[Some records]
[Begin]

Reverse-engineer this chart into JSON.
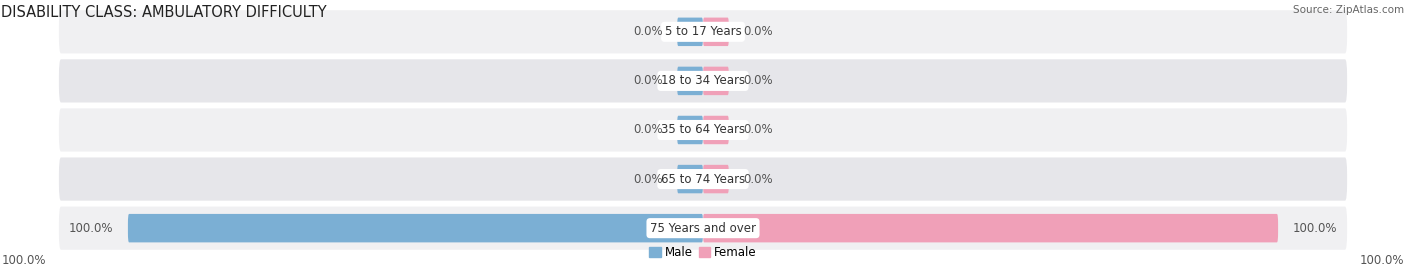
{
  "title": "DISABILITY CLASS: AMBULATORY DIFFICULTY",
  "source": "Source: ZipAtlas.com",
  "categories": [
    "5 to 17 Years",
    "18 to 34 Years",
    "35 to 64 Years",
    "65 to 74 Years",
    "75 Years and over"
  ],
  "male_values": [
    0.0,
    0.0,
    0.0,
    0.0,
    100.0
  ],
  "female_values": [
    0.0,
    0.0,
    0.0,
    0.0,
    100.0
  ],
  "male_color": "#7bafd4",
  "female_color": "#f0a0b8",
  "row_bg_colors": [
    "#f0f0f2",
    "#e6e6ea",
    "#f0f0f2",
    "#e6e6ea",
    "#f0f0f2"
  ],
  "label_color": "#555555",
  "title_fontsize": 10.5,
  "label_fontsize": 8.5,
  "value_fontsize": 8.5,
  "bottom_value_left": "100.0%",
  "bottom_value_right": "100.0%",
  "max_val": 100.0,
  "min_bar_stub": 4.5,
  "fig_width": 14.06,
  "fig_height": 2.69,
  "background_color": "#ffffff"
}
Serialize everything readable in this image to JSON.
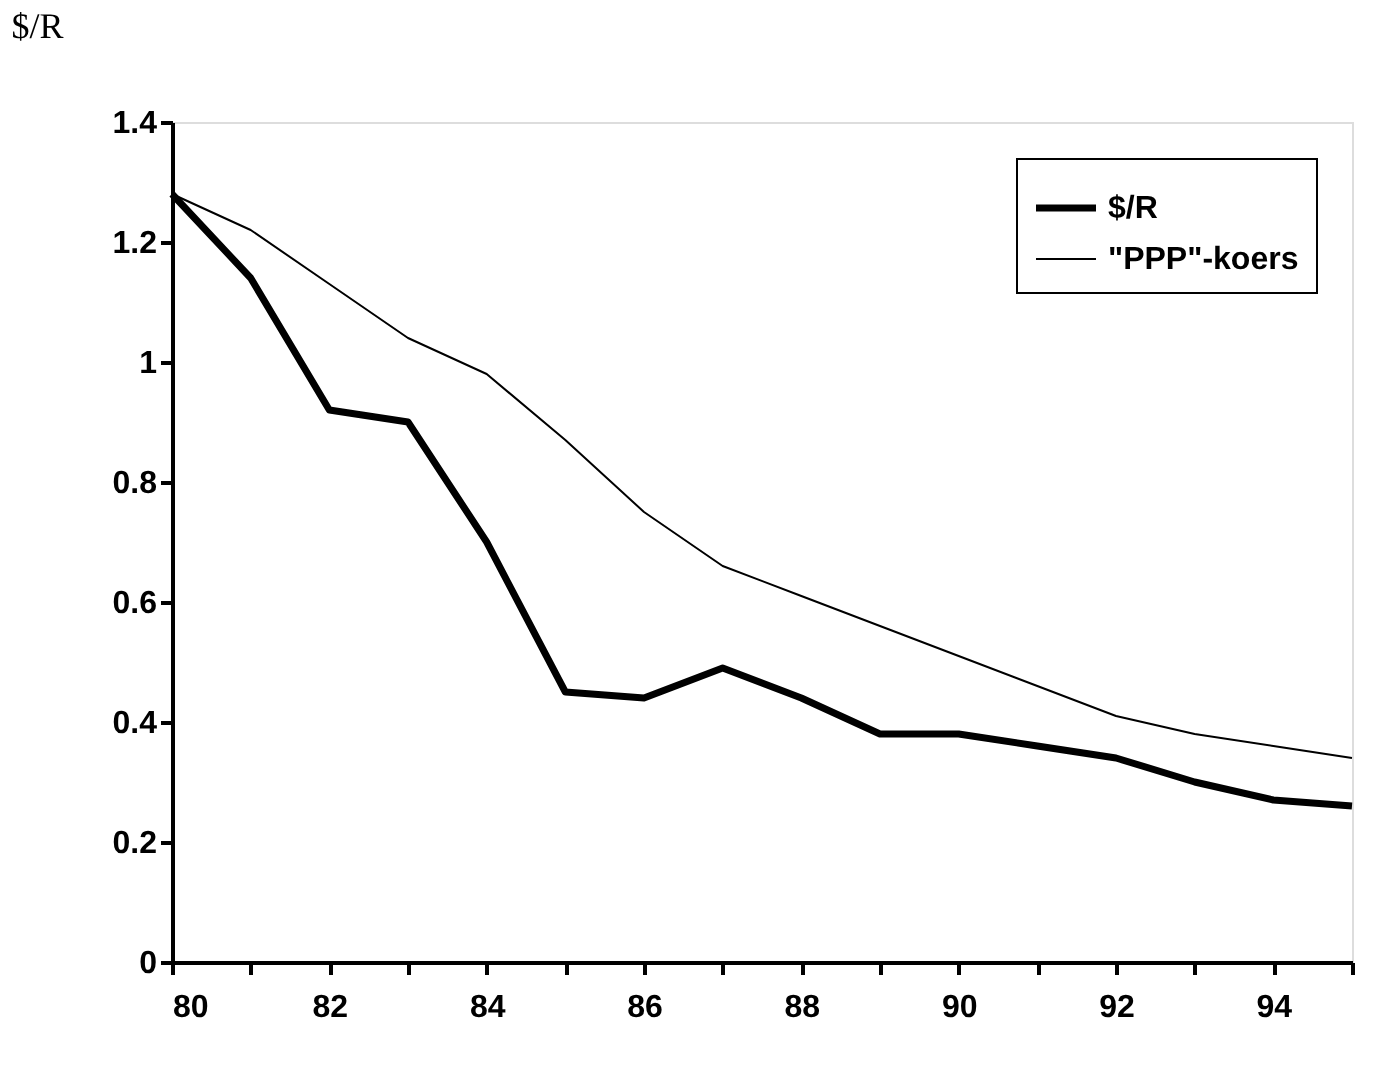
{
  "chart_data": {
    "type": "line",
    "title": "$/R",
    "x": [
      80,
      81,
      82,
      83,
      84,
      85,
      86,
      87,
      88,
      89,
      90,
      91,
      92,
      93,
      94,
      95
    ],
    "series": [
      {
        "name": "$/R",
        "color": "#000000",
        "values": [
          1.28,
          1.14,
          0.92,
          0.9,
          0.7,
          0.45,
          0.44,
          0.49,
          0.44,
          0.38,
          0.38,
          0.36,
          0.34,
          0.3,
          0.27,
          0.26
        ]
      },
      {
        "name": "\"PPP\"-koers",
        "color": "#000000",
        "values": [
          1.28,
          1.22,
          1.13,
          1.04,
          0.98,
          0.87,
          0.75,
          0.66,
          0.61,
          0.56,
          0.51,
          0.46,
          0.41,
          0.38,
          0.36,
          0.34
        ]
      }
    ],
    "xlim": [
      80,
      95
    ],
    "xticks": [
      80,
      {
        "value": 81,
        "label": null
      },
      82,
      {
        "value": 83,
        "label": null
      },
      84,
      {
        "value": 85,
        "label": null
      },
      86,
      {
        "value": 87,
        "label": null
      },
      88,
      {
        "value": 89,
        "label": null
      },
      90,
      {
        "value": 91,
        "label": null
      },
      92,
      {
        "value": 93,
        "label": null
      },
      94,
      {
        "value": 95,
        "label": null
      }
    ],
    "ylim": [
      0,
      1.4
    ],
    "yticks": [
      0,
      0.2,
      0.4,
      0.6,
      0.8,
      1,
      1.2,
      1.4
    ],
    "grid": false,
    "legend": "top right",
    "marker": "none",
    "line_style": "solid"
  }
}
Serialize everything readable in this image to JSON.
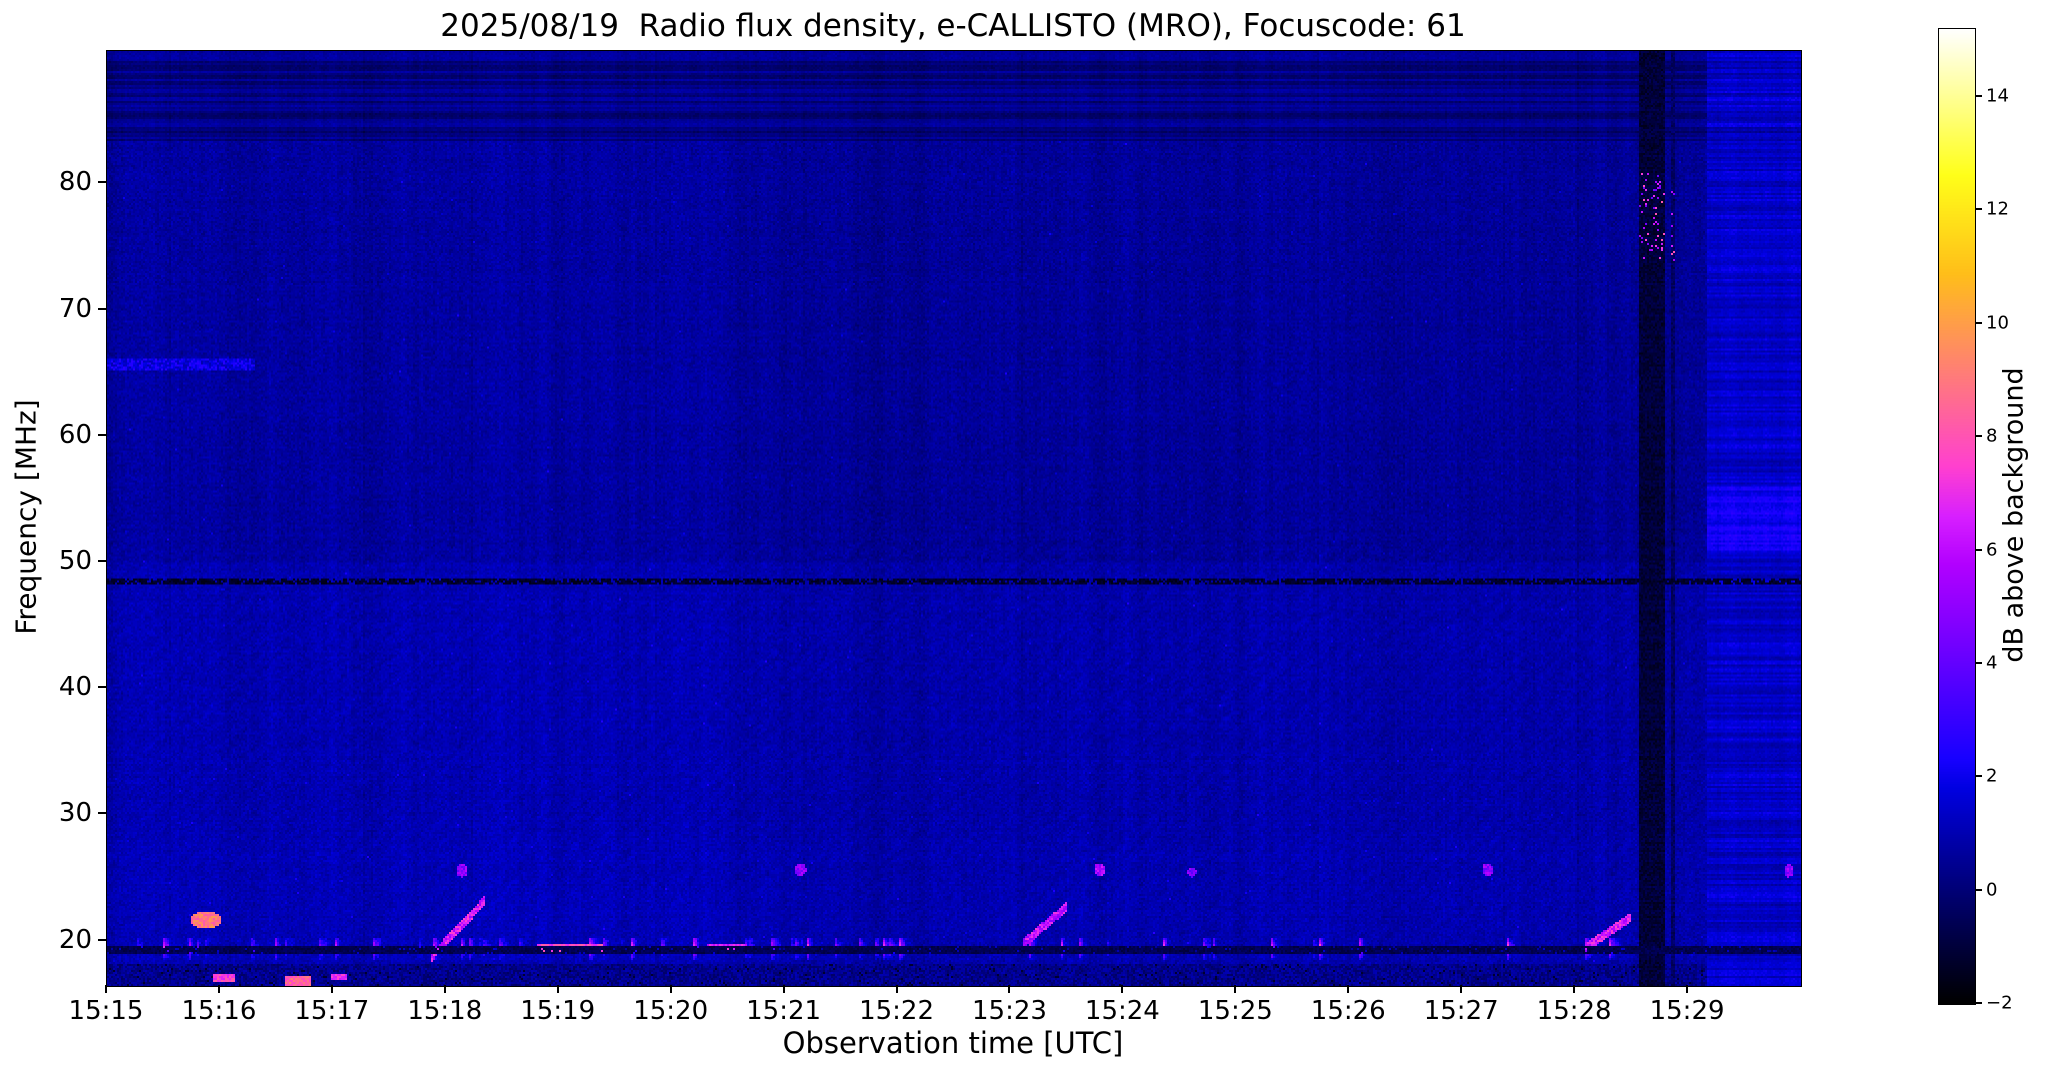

[End]

§ **What you are asked to do**
Collect every line from the records above that contains the word "Years".

§ **Task solution**
    "5 to 17 Years",
    "18 to 34 Years",
    "35 to 64 Years",
    "65 to 74 Years",
    "75 Years and over"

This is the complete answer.